» **SHORT PROBLEM**
Start at the line that contains "Parse this screenshot: output" in the listing below and extract every line through the last, exactly; leave pictures out.

» **Items from a dataset**
+-------+

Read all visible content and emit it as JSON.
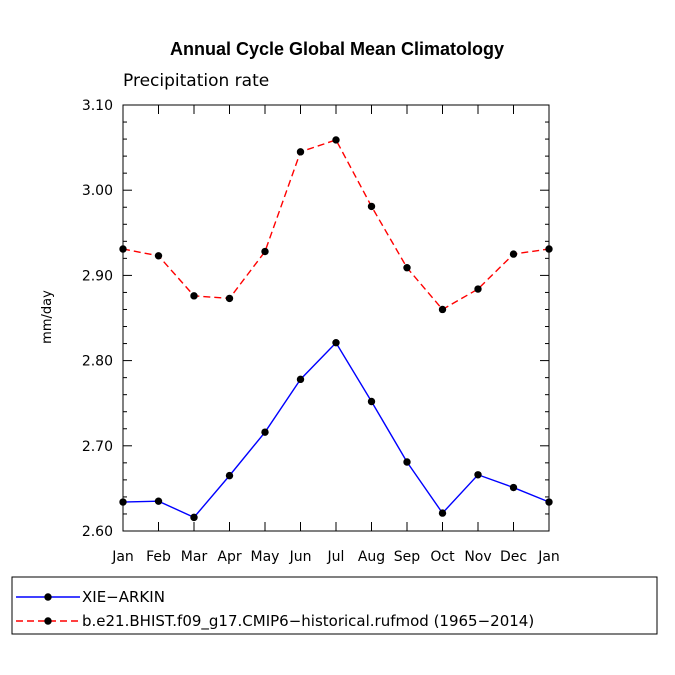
{
  "chart_data": {
    "type": "line",
    "title": "Annual Cycle Global Mean Climatology",
    "subtitle": "Precipitation rate",
    "xlabel": "",
    "ylabel": "mm/day",
    "categories": [
      "Jan",
      "Feb",
      "Mar",
      "Apr",
      "May",
      "Jun",
      "Jul",
      "Aug",
      "Sep",
      "Oct",
      "Nov",
      "Dec",
      "Jan"
    ],
    "ylim": [
      2.6,
      3.1
    ],
    "yticks": [
      "2.60",
      "2.70",
      "2.80",
      "2.90",
      "3.00",
      "3.10"
    ],
    "ytick_values": [
      2.6,
      2.7,
      2.8,
      2.9,
      3.0,
      3.1
    ],
    "legend_position": "bottom",
    "series": [
      {
        "name": "XIE−ARKIN",
        "color": "#0000ff",
        "dash": "solid",
        "values": [
          2.634,
          2.635,
          2.616,
          2.665,
          2.716,
          2.778,
          2.821,
          2.752,
          2.681,
          2.621,
          2.666,
          2.651,
          2.634
        ]
      },
      {
        "name": "b.e21.BHIST.f09_g17.CMIP6−historical.rufmod (1965−2014)",
        "color": "#ff0000",
        "dash": "dashed",
        "values": [
          2.931,
          2.923,
          2.876,
          2.873,
          2.928,
          3.045,
          3.059,
          2.981,
          2.909,
          2.86,
          2.884,
          2.925,
          2.931
        ]
      }
    ]
  }
}
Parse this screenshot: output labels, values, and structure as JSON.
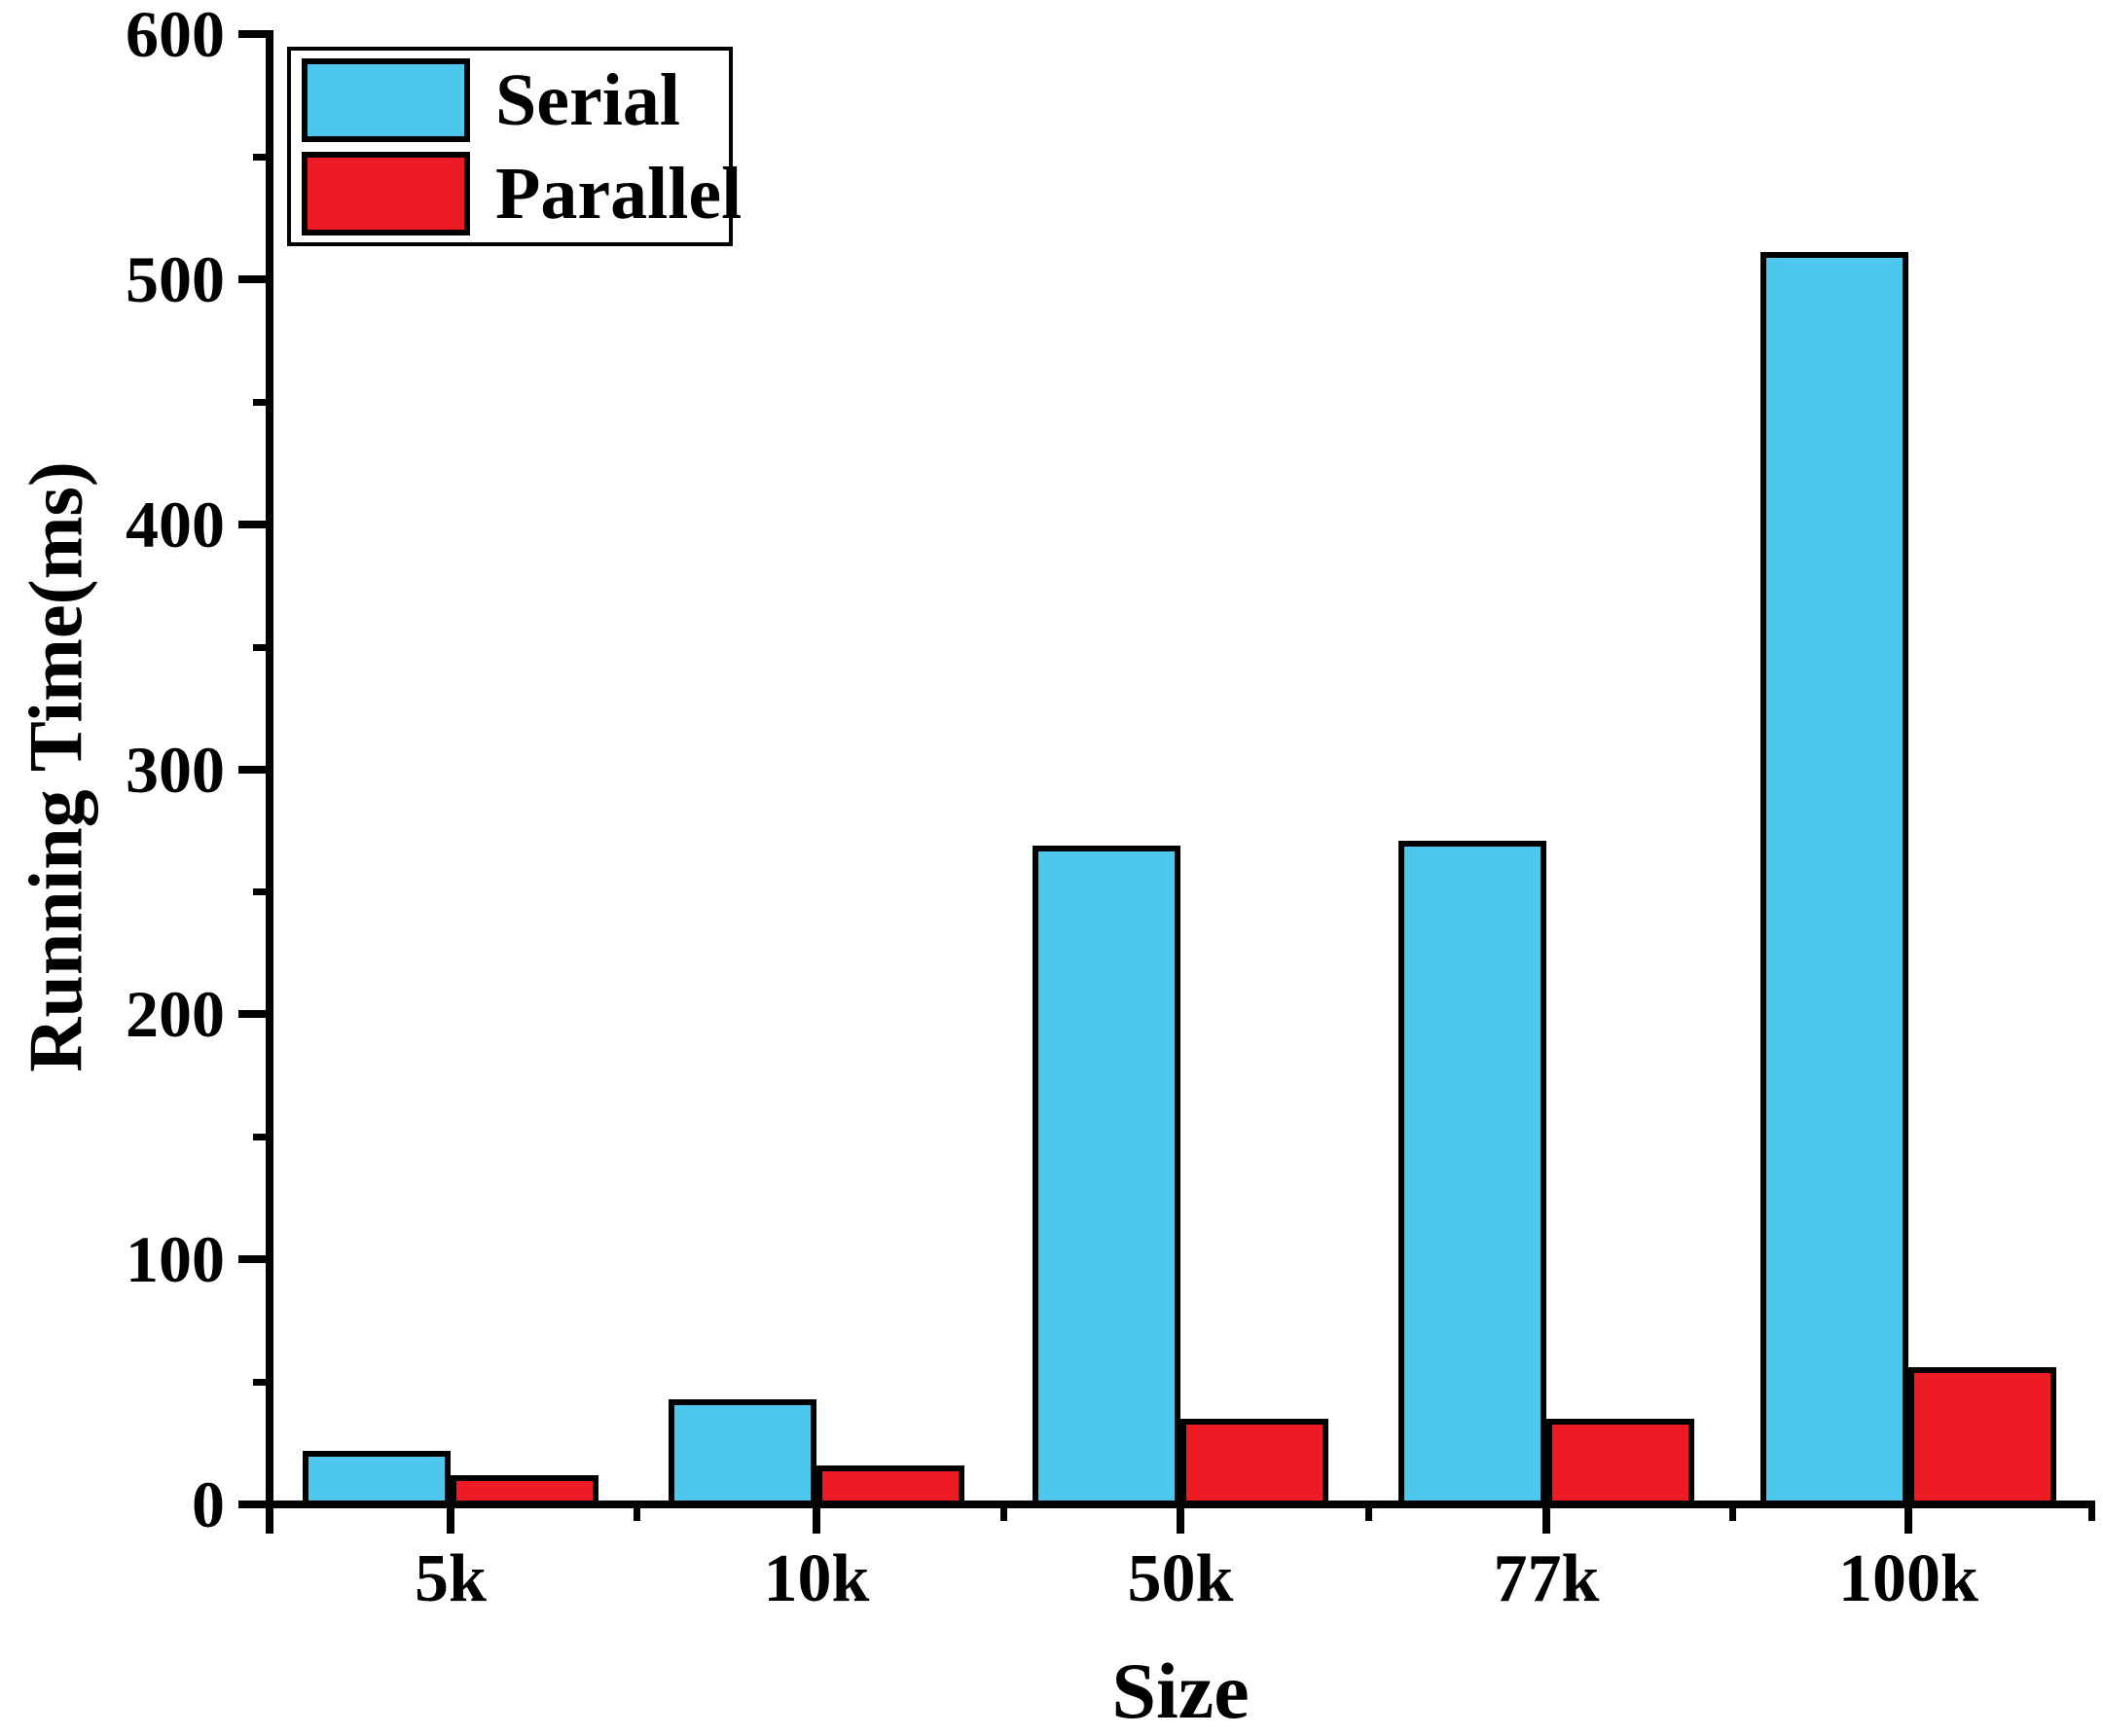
{
  "chart_data": {
    "type": "bar",
    "categories": [
      "5k",
      "10k",
      "50k",
      "77k",
      "100k"
    ],
    "series": [
      {
        "name": "Serial",
        "color": "#4DC8EC",
        "values": [
          22,
          43,
          269,
          271,
          511
        ]
      },
      {
        "name": "Parallel",
        "color": "#ED1C24",
        "values": [
          12,
          16,
          35,
          35,
          56
        ]
      }
    ],
    "title": "",
    "xlabel": "Size",
    "ylabel": "Running Time(ms)",
    "ylim": [
      0,
      600
    ],
    "yticks": [
      0,
      100,
      200,
      300,
      400,
      500,
      600
    ],
    "ytick_minor": [
      50,
      150,
      250,
      350,
      450,
      550
    ],
    "grid": false,
    "legend_position": "top-left",
    "axis_color": "#000000",
    "background_color": "#FFFFFF"
  },
  "legend": {
    "entries": [
      "Serial",
      "Parallel"
    ]
  }
}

+-------+

» **RESULT OF THIS EXERCISE**
Parse this screenshot: output labels, values, and structure as JSON.
{
  "chart_data": {
    "type": "bar",
    "categories": [
      "5k",
      "10k",
      "50k",
      "77k",
      "100k"
    ],
    "series": [
      {
        "name": "Serial",
        "color": "#4DC8EC",
        "values": [
          22,
          43,
          269,
          271,
          511
        ]
      },
      {
        "name": "Parallel",
        "color": "#ED1C24",
        "values": [
          12,
          16,
          35,
          35,
          56
        ]
      }
    ],
    "title": "",
    "xlabel": "Size",
    "ylabel": "Running Time(ms)",
    "ylim": [
      0,
      600
    ],
    "yticks": [
      0,
      100,
      200,
      300,
      400,
      500,
      600
    ],
    "ytick_minor": [
      50,
      150,
      250,
      350,
      450,
      550
    ],
    "grid": false,
    "legend_position": "top-left",
    "axis_color": "#000000",
    "background_color": "#FFFFFF"
  },
  "legend": {
    "entries": [
      "Serial",
      "Parallel"
    ]
  }
}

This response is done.